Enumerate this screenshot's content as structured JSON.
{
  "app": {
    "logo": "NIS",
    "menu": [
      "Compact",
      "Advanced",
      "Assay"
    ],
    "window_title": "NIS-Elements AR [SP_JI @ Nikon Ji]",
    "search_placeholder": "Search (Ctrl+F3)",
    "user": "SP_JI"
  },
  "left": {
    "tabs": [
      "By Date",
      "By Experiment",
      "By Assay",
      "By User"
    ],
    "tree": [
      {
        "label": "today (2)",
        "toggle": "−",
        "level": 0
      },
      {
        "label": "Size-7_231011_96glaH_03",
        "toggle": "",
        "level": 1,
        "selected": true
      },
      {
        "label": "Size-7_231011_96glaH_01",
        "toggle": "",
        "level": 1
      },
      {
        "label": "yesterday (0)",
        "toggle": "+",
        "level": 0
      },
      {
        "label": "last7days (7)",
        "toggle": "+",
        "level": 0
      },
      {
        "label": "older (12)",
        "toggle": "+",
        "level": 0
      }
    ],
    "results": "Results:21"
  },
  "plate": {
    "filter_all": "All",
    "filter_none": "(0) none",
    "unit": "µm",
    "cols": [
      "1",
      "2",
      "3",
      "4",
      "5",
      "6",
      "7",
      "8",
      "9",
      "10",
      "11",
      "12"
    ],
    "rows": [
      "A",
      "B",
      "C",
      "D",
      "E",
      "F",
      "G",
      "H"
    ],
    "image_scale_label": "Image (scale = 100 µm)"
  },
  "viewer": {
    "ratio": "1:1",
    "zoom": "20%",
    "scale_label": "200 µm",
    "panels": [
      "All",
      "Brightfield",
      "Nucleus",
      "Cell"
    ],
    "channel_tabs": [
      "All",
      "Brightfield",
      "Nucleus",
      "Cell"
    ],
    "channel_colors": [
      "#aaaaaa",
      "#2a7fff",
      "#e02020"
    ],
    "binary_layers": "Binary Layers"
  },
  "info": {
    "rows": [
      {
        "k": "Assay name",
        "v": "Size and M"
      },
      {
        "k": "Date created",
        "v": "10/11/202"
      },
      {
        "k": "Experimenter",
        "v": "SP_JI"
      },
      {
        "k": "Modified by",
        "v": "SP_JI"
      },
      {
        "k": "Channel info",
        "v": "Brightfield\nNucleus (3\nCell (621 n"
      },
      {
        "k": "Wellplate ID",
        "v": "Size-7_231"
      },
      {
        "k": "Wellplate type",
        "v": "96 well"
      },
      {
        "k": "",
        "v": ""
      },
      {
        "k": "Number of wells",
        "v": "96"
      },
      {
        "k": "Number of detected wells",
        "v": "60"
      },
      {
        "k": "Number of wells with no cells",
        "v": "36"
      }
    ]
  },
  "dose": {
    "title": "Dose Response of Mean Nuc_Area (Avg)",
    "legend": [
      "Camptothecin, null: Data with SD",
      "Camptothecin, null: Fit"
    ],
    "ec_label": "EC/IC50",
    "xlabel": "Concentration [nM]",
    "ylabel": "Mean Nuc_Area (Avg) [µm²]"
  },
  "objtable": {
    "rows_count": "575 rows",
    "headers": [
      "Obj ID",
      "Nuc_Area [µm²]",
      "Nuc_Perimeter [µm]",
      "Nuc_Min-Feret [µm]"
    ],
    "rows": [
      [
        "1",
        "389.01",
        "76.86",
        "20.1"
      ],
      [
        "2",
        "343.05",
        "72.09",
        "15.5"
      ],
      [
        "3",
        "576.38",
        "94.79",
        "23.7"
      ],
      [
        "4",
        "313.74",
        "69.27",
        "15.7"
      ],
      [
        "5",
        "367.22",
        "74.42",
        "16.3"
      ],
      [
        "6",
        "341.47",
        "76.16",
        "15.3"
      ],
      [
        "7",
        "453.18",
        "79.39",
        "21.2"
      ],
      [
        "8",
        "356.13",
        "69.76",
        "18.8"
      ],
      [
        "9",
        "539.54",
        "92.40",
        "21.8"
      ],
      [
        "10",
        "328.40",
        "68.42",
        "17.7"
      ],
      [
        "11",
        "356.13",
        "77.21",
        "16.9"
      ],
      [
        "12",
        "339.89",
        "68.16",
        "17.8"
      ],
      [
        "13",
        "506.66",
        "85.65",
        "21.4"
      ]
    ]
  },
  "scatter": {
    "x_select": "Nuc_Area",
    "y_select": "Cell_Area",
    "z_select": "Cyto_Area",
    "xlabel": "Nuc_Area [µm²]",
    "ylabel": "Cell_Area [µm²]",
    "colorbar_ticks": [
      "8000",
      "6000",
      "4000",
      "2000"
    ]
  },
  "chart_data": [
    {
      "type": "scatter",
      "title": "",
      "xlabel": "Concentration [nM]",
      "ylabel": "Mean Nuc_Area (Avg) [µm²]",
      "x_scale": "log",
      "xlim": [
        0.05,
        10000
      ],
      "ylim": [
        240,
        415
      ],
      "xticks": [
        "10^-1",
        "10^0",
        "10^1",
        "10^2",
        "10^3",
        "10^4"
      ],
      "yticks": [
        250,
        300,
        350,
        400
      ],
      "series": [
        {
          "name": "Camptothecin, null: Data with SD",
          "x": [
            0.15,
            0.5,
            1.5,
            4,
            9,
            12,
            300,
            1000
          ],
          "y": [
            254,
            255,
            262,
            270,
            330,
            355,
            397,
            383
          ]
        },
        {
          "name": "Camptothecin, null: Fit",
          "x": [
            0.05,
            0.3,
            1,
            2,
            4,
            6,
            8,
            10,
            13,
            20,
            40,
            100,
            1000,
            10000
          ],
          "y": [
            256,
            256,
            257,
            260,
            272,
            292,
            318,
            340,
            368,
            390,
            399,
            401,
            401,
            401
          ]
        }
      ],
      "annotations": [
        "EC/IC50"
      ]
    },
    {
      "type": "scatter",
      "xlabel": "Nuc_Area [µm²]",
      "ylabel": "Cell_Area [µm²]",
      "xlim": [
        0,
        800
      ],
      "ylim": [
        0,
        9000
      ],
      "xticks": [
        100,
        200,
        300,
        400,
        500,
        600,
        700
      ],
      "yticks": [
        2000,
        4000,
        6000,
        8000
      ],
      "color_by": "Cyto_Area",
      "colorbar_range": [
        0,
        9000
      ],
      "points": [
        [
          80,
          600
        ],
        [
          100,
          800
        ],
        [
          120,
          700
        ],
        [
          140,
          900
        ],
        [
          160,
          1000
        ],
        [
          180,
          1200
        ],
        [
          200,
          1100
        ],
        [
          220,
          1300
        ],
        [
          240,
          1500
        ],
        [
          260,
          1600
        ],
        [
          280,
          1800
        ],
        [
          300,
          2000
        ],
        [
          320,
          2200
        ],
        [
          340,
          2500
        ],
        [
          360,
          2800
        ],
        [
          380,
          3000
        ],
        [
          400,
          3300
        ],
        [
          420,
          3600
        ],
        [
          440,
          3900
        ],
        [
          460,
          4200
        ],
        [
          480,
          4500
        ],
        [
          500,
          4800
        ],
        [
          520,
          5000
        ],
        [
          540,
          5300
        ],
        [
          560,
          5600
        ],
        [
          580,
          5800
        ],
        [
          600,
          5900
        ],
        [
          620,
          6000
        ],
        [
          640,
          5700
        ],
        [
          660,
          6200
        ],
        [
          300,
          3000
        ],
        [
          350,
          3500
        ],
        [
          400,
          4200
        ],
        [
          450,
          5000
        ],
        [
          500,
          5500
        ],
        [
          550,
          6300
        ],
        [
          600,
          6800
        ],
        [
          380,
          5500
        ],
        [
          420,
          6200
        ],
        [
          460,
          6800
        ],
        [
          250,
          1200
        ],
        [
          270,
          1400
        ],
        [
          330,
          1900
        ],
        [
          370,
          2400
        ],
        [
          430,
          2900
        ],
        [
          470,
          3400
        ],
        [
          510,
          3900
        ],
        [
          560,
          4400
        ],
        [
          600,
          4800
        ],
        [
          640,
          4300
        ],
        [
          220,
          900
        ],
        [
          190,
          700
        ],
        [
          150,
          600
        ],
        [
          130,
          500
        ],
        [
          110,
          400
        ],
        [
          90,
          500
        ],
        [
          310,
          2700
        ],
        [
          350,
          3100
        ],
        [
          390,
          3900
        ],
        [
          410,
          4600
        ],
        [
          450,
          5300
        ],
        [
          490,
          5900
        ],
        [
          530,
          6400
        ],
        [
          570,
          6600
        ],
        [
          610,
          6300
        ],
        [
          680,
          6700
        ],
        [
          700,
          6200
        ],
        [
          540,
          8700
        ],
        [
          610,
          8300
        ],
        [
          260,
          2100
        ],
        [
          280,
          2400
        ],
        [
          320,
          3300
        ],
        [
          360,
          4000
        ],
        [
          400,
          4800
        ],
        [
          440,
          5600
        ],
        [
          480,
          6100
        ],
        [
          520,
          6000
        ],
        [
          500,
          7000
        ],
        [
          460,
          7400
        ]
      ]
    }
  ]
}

#### TASK REQUIREMENTS
Each line in the data that holds the string "Number" should be found and copied.

#### RESULT BELOW
        "k": "Number of wells",
        "k": "Number of detected wells",
        "k": "Number of wells with no cells",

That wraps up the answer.